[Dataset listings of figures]
....

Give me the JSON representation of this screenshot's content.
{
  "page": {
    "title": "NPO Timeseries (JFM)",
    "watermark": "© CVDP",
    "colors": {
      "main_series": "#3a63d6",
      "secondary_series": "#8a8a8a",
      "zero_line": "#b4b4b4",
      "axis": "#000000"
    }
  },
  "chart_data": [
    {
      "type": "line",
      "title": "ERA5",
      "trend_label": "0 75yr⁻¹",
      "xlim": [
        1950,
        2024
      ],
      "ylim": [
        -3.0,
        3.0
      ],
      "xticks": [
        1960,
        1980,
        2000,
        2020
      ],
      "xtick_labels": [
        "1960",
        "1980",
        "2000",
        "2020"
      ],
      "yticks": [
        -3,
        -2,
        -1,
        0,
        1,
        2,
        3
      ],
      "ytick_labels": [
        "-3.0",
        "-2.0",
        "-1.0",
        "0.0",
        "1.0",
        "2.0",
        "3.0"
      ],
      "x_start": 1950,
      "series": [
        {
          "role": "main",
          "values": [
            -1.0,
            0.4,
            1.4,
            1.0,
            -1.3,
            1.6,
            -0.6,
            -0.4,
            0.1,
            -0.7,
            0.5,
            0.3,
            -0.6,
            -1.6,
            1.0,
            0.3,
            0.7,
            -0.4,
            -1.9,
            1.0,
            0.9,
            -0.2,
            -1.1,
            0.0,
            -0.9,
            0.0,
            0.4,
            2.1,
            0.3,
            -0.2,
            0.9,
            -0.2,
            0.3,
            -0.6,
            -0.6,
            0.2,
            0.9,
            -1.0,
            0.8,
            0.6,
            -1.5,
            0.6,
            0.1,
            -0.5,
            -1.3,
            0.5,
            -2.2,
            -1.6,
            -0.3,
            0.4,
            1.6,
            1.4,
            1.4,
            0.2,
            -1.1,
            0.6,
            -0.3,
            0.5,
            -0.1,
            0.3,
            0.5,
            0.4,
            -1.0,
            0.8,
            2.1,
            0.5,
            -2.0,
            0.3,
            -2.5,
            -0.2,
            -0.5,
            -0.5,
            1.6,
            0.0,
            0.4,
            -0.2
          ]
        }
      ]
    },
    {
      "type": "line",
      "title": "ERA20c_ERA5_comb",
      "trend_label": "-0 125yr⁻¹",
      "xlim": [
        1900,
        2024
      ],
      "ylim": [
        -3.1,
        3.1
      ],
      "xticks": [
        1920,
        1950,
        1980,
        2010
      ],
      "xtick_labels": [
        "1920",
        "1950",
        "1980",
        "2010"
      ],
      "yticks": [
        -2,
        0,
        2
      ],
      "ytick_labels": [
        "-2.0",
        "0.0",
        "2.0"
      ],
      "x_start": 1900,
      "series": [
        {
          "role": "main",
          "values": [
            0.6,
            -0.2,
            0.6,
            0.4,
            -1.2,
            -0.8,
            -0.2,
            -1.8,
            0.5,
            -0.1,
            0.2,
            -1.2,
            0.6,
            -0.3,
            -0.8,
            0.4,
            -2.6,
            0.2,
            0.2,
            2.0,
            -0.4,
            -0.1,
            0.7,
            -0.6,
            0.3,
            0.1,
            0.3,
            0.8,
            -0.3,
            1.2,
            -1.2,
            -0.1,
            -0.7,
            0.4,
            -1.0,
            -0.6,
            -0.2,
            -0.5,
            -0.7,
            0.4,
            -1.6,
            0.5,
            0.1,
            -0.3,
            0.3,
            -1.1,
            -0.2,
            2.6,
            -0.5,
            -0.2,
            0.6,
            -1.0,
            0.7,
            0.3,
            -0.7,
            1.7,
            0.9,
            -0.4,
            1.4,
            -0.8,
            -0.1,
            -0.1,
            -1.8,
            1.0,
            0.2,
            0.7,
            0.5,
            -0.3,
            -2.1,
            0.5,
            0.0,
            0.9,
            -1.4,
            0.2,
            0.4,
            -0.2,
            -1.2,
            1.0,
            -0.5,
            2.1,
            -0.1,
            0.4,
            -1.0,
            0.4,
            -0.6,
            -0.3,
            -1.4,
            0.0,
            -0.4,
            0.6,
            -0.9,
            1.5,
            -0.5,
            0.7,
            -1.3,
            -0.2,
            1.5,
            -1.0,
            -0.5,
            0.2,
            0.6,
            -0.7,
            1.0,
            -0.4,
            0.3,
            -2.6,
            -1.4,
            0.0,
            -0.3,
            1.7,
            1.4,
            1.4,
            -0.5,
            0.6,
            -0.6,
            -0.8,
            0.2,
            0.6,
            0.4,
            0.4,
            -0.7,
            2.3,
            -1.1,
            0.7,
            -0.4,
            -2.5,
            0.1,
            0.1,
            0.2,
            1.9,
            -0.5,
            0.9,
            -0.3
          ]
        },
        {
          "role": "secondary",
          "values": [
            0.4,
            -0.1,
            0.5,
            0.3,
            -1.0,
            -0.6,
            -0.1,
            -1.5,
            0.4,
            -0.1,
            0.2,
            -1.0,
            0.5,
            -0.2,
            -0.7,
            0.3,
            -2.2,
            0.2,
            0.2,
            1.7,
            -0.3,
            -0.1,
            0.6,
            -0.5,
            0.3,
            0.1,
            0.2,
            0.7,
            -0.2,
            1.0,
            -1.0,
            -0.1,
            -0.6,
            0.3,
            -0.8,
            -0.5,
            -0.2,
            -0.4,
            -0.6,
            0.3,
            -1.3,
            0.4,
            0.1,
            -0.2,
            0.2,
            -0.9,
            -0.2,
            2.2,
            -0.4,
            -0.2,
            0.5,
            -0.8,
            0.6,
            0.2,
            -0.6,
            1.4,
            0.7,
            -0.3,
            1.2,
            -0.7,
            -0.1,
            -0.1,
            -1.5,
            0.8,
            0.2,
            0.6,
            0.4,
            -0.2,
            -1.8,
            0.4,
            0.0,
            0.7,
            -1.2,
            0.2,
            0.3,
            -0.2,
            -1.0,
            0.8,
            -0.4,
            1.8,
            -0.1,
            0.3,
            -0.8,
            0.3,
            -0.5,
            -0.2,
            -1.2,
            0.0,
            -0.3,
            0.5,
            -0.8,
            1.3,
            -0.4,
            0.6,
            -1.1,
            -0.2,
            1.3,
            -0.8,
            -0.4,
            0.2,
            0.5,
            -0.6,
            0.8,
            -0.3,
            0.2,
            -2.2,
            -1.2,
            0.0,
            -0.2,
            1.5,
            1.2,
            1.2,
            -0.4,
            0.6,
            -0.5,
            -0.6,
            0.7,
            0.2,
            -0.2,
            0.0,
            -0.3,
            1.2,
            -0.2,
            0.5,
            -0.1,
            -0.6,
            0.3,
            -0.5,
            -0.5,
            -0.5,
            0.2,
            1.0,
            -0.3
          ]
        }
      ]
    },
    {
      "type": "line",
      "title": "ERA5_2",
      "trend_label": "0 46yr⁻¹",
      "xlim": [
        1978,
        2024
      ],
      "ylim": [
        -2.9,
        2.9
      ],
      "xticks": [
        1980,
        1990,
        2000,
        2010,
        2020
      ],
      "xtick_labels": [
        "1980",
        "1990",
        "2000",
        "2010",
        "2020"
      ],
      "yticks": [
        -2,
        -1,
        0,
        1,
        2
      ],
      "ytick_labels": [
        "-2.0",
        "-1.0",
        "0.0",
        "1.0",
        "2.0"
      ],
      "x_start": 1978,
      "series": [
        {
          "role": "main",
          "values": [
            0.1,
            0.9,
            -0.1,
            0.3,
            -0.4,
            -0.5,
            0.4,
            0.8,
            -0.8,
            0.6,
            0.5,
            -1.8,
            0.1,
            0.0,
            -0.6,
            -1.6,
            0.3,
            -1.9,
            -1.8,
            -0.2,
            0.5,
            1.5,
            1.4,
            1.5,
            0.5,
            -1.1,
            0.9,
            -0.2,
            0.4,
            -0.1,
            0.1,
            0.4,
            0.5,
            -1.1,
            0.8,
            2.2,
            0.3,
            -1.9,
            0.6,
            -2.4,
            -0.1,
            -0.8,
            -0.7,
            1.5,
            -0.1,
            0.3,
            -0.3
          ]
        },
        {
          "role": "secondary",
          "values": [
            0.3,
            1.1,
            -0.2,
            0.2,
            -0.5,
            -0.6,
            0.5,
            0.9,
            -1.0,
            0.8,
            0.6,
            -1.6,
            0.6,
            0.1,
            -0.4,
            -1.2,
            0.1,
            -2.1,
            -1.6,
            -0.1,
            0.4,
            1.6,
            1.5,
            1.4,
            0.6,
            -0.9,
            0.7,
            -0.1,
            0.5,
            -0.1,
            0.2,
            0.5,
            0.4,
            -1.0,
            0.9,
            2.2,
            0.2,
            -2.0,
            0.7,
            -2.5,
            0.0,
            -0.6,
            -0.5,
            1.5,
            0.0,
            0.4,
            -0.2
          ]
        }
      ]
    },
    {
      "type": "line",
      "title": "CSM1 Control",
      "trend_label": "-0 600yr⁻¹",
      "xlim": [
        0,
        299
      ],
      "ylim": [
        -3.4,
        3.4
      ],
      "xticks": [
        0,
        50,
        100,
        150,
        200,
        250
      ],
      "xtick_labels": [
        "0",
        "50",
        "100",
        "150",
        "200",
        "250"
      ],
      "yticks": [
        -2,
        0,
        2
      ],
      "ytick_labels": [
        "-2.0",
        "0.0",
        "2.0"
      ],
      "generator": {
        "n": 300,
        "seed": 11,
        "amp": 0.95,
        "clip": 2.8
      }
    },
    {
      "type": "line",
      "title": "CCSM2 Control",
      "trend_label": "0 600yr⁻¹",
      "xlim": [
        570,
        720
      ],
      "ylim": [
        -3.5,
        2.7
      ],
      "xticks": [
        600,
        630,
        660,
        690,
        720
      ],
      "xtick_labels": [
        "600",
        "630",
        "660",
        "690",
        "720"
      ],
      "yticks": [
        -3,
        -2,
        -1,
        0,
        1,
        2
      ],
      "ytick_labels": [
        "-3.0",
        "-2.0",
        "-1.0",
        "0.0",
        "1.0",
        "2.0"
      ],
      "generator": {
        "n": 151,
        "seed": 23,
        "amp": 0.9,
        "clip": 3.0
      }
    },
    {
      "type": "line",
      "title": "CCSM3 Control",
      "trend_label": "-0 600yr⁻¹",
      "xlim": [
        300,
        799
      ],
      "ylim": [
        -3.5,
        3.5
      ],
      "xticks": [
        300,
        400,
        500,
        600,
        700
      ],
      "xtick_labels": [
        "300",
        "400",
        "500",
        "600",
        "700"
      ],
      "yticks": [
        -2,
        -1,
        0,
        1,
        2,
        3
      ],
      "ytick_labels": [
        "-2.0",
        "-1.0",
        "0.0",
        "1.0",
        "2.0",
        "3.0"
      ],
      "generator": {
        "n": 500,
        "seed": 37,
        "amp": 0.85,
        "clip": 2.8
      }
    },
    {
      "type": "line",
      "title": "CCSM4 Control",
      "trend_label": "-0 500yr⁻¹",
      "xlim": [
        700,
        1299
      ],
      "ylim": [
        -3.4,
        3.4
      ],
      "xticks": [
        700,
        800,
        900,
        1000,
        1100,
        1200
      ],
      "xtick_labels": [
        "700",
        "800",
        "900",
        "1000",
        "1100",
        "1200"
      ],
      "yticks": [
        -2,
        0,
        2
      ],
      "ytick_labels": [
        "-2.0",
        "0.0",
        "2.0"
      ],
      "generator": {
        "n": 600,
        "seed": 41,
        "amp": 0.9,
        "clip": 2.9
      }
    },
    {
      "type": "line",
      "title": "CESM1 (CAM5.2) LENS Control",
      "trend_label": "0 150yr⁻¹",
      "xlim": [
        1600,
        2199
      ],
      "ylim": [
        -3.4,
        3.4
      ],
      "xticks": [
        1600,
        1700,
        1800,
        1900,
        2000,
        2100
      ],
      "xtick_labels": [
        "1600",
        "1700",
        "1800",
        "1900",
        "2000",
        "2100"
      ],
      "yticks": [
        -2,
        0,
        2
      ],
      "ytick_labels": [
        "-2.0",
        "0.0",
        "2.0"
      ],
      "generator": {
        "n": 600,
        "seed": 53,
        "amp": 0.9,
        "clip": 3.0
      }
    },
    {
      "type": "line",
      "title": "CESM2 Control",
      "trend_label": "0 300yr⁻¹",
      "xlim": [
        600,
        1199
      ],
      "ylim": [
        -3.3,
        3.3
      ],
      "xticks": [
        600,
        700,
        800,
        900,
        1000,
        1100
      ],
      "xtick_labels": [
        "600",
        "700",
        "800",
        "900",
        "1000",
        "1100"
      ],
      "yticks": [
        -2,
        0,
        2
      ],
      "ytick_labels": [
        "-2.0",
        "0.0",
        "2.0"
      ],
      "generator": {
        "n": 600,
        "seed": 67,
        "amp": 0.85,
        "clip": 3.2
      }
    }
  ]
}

....

Among the entries above, identify all lines with "seed" and copy them.

**Solution:**
        "seed": 11,
        "seed": 23,
        "seed": 37,
        "seed": 41,
        "seed": 53,
        "seed": 67,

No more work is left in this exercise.